══ 阅读文段

过路黄叶斑病病原鉴定及拮抗细菌的筛选

何 洁 梁 霜 李 忠,2,3,* 赵 致

(1 贵州大学农学院，贵州 贵阳 550025；2 贵州省药用植物繁育与种植重点实验室，贵州 贵阳 550025；3 贵州省农业微生物资源重点实验室，贵州 贵阳 550025)

过路黄(LysimachiachristinaeHance)，属报春花科珍珠菜属多年生匍匐草本植物，民间俗称金银花、走游草、金钱草等[1]。过路黄茎匍匐，铺地效果好，可以作为观赏性植物用于园林建设。此外，过路黄是我国南方民间常用的中草药植物，有文献记载其具有清热解毒、消肿解痛、利尿通淋等作用[2]，临床用于治疗胆结石、泌尿系统结石、慢性胆囊炎、肾积水等症状[3-4]。目前关于过路黄的研究报道仅限于其药用价值、临床应用和种植等方面，对其病害的识别及防治研究较少。随着市场需求增大，过路黄的种植面积逐年增加，其病害也开始发生。2019年6月在施秉县三泓药业股份有限公司中药材种植示范基地发现，过路黄叶部边缘有明显的红褐色病斑，且病斑面积随着时间的增长有逐渐扩大的趋势，发病后期叶部有穿孔现象，严重时可导致整片叶枯死，严重影响其观赏性及药用价值。

════
══ 摘录材料

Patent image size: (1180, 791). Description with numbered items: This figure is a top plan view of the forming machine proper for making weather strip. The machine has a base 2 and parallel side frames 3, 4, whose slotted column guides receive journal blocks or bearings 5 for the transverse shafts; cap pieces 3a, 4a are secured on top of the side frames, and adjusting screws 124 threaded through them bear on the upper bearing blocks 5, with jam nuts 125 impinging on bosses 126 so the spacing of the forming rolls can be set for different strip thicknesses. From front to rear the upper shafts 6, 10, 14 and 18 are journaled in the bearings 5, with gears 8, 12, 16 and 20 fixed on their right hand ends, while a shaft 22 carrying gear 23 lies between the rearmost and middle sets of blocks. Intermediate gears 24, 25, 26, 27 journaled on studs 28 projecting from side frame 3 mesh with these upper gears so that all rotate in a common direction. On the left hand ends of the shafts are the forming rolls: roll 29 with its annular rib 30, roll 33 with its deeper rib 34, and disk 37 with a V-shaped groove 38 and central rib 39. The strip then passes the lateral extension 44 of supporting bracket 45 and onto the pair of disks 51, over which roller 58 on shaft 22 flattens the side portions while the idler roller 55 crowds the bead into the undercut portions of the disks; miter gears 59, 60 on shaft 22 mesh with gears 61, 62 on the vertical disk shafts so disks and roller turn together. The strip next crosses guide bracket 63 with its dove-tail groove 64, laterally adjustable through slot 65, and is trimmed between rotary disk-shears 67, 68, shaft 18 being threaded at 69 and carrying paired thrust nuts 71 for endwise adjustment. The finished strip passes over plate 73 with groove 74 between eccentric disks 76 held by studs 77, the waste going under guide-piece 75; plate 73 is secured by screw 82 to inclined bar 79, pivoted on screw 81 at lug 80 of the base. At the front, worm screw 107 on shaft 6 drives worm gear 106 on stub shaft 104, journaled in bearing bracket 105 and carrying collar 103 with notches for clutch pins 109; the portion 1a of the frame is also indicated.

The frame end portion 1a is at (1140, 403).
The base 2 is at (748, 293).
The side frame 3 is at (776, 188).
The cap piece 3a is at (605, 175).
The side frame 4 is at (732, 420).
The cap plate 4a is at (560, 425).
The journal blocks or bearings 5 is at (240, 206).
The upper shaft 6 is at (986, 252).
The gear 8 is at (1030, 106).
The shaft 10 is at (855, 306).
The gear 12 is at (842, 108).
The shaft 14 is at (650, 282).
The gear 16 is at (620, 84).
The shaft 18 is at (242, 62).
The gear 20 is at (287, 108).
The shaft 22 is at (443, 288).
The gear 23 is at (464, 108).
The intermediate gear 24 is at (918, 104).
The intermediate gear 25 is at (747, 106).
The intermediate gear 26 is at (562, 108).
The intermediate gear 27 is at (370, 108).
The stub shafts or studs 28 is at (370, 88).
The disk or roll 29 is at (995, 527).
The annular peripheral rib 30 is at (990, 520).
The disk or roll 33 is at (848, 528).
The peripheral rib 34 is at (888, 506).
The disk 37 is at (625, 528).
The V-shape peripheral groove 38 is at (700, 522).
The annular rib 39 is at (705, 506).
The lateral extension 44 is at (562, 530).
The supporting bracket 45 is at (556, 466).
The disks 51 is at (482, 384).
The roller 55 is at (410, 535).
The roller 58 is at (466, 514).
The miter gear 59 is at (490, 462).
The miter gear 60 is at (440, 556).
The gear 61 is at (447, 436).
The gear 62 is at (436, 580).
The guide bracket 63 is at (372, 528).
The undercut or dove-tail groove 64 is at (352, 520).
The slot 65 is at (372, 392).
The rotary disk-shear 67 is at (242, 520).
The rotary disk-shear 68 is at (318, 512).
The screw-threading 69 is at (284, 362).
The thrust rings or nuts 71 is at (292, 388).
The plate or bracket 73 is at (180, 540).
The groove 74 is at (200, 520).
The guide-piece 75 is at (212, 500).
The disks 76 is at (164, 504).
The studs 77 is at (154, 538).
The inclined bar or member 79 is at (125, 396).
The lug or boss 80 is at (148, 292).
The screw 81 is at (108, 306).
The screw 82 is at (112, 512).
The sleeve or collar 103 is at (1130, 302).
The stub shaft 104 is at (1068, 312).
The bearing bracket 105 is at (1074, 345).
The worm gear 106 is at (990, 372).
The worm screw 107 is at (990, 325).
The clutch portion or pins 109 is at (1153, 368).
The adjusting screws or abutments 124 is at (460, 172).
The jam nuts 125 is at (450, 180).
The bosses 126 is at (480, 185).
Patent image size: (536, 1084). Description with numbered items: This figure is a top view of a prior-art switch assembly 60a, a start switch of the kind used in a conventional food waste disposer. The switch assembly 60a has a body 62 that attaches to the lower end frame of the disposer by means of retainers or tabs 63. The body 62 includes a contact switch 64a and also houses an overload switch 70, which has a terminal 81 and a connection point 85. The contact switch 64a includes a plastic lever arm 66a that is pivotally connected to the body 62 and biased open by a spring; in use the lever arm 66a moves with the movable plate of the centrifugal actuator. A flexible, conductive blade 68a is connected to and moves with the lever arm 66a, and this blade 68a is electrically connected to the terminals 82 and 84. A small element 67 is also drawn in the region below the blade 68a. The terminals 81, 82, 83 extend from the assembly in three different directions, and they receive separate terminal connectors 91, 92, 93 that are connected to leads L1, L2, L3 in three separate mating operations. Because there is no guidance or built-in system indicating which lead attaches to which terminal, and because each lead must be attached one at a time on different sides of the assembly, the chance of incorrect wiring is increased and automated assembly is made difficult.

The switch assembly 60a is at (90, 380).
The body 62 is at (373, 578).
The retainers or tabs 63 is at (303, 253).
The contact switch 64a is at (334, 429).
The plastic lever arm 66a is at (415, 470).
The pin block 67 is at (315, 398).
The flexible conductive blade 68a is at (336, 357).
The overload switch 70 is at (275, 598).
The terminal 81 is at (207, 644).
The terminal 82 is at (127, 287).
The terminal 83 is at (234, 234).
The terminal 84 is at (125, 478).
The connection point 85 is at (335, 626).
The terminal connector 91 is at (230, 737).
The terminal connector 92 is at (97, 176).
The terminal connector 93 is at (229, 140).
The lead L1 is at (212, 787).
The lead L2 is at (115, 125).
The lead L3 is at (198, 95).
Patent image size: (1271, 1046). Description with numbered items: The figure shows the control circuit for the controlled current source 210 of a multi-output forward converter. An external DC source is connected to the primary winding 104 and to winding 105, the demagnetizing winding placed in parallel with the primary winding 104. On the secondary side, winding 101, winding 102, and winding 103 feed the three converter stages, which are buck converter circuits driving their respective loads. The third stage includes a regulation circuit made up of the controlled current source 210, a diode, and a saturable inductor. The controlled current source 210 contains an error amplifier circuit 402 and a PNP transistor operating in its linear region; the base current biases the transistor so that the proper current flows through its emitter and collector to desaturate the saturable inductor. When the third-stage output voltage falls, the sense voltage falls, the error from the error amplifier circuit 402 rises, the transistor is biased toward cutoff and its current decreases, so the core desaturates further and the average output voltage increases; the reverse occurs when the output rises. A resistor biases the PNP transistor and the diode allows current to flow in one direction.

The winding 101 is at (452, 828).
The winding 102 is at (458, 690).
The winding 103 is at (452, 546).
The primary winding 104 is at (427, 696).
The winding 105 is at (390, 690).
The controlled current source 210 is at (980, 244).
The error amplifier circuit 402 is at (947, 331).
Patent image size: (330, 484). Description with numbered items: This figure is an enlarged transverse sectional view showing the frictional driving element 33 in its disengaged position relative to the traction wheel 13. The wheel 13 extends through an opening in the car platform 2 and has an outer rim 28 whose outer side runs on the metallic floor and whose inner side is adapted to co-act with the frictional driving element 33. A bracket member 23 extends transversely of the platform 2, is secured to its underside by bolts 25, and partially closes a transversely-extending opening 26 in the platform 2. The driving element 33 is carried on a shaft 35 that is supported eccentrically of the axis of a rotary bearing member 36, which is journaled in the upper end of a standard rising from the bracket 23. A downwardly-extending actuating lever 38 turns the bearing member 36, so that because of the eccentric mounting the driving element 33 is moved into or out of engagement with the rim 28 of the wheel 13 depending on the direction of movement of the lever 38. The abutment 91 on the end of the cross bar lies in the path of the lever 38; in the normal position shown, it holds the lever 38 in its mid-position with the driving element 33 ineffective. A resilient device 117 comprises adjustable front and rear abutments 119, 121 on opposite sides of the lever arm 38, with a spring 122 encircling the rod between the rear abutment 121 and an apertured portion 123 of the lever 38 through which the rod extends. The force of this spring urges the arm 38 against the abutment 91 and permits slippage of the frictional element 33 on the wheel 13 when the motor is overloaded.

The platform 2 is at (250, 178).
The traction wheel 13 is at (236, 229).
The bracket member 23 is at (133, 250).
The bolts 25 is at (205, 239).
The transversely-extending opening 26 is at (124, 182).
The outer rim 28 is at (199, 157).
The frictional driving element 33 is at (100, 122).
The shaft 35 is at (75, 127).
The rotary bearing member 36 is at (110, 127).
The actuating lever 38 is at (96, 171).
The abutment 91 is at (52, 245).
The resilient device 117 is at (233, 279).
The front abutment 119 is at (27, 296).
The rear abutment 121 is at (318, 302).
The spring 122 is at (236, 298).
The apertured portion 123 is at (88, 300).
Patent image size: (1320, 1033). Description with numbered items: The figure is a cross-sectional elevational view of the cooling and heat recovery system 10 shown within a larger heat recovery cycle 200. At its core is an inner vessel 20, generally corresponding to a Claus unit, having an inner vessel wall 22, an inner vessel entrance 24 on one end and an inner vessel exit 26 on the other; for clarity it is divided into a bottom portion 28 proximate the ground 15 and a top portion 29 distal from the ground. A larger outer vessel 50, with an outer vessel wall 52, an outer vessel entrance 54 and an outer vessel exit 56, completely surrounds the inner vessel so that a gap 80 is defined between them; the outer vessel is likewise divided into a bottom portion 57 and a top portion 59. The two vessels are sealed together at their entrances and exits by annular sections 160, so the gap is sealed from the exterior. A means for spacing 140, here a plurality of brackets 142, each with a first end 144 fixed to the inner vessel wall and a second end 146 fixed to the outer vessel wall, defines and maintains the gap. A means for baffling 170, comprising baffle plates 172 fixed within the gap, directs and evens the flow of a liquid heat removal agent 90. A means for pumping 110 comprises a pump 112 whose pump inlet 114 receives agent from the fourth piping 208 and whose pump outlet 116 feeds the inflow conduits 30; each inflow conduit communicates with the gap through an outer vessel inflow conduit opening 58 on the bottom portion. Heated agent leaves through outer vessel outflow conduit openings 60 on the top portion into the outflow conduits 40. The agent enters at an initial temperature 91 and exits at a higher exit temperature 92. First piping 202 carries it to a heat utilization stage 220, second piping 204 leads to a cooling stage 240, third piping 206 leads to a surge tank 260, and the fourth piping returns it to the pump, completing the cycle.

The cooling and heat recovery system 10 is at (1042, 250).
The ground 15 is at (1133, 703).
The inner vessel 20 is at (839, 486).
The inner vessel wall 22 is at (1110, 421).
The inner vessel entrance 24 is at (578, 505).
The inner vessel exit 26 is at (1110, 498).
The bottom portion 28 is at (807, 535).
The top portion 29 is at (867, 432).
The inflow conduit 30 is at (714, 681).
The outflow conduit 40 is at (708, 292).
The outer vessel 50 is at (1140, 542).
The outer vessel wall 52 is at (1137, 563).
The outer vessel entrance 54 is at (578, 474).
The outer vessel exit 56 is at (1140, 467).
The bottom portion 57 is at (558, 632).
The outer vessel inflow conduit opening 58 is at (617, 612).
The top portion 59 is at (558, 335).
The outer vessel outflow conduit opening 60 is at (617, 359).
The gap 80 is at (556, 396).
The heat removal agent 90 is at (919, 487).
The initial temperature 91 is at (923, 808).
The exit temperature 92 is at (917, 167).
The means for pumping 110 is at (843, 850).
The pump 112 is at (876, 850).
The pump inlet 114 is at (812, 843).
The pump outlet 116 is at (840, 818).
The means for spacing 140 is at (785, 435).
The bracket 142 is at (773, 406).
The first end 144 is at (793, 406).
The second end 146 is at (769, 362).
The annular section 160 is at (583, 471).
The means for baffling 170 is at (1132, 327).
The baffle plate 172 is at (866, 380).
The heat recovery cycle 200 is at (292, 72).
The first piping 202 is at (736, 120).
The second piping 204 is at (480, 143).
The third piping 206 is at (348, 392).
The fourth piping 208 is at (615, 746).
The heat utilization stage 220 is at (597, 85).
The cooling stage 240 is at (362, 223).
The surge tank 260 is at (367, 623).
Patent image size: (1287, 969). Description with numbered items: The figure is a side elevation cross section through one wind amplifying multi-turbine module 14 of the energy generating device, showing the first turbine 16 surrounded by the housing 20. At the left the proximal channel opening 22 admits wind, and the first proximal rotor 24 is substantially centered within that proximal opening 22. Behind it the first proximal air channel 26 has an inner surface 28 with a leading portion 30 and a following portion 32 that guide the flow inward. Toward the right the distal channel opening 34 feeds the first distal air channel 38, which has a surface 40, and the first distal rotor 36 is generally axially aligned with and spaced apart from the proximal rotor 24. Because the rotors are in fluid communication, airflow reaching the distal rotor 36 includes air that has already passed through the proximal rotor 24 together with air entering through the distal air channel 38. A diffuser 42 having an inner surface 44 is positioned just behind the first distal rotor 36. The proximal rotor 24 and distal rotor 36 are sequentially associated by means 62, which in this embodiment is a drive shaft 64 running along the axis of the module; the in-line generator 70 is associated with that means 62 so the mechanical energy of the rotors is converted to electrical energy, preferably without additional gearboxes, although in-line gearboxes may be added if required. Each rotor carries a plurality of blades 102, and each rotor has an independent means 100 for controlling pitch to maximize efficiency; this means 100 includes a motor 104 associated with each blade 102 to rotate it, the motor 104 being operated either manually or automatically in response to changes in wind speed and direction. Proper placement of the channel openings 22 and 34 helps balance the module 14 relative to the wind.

════

将过路黄叶斑病一文中从“过路黄(Lysimachia”到“严重影响其观赏性及药用价值。”的这一段原样重抄一遍。 作答时无须参看上面的记录。

过路黄(LysimachiachristinaeHance)，属报春花科珍珠菜属多年生匍匐草本植物，民间俗称金银花、走游草、金钱草等[1]。过路黄茎匍匐，铺地效果好，可以作为观赏性植物用于园林建设。此外，过路黄是我国南方民间常用的中草药植物，有文献记载其具有清热解毒、消肿解痛、利尿通淋等作用[2]，临床用于治疗胆结石、泌尿系统结石、慢性胆囊炎、肾积水等症状[3-4]。目前关于过路黄的研究报道仅限于其药用价值、临床应用和种植等方面，对其病害的识别及防治研究较少。随着市场需求增大，过路黄的种植面积逐年增加，其病害也开始发生。2019年6月在施秉县三泓药业股份有限公司中药材种植示范基地发现，过路黄叶部边缘有明显的红褐色病斑，且病斑面积随着时间的增长有逐渐扩大的趋势，发病后期叶部有穿孔现象，严重时可导致整片叶枯死，严重影响其观赏性及药用价值。